(Requirement): Each line in the entries below that holds the string "subtitle" is to be listed.

***** Record set

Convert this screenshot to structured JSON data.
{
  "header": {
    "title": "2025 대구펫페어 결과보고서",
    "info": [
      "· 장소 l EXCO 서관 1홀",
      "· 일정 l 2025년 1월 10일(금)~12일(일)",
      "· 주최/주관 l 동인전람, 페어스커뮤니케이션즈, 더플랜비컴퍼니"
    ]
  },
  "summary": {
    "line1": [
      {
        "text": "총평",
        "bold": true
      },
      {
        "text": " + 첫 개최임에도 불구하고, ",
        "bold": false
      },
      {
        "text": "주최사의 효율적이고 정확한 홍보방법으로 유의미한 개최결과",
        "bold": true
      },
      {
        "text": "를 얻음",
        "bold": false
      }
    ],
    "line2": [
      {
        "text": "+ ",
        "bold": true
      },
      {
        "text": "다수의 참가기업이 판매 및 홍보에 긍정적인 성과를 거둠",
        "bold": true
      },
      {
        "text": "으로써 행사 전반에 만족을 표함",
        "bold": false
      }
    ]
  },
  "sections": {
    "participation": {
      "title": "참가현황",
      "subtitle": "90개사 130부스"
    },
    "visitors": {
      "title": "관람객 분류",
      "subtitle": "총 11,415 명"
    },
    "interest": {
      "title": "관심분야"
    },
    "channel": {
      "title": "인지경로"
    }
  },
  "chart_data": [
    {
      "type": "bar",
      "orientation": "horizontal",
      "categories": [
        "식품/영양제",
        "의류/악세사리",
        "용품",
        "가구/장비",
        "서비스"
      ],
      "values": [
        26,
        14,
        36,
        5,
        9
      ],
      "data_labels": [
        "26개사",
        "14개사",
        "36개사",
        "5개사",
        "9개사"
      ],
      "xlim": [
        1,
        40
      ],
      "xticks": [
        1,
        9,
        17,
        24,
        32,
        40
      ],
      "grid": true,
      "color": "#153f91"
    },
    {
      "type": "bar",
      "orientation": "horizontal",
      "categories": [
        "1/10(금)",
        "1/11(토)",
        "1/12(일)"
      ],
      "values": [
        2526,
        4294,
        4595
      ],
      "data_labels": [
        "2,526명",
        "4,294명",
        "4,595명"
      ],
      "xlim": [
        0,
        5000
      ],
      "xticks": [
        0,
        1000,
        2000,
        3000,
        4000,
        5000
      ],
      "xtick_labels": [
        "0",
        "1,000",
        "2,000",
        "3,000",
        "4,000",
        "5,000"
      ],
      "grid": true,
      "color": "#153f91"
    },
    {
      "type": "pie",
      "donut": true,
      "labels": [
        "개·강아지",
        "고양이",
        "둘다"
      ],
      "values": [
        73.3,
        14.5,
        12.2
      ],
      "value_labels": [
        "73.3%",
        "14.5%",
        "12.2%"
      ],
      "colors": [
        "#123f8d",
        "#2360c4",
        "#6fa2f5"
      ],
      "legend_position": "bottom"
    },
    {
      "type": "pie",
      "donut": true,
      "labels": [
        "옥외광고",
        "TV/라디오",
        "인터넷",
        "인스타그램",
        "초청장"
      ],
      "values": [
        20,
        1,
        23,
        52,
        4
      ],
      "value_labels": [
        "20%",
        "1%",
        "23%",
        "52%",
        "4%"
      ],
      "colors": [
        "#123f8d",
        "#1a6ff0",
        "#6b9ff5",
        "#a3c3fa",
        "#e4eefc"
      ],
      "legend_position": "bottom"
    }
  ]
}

**********

(Written answer):
      "subtitle": "90개사 130부스"
      "subtitle": "총 11,415 명"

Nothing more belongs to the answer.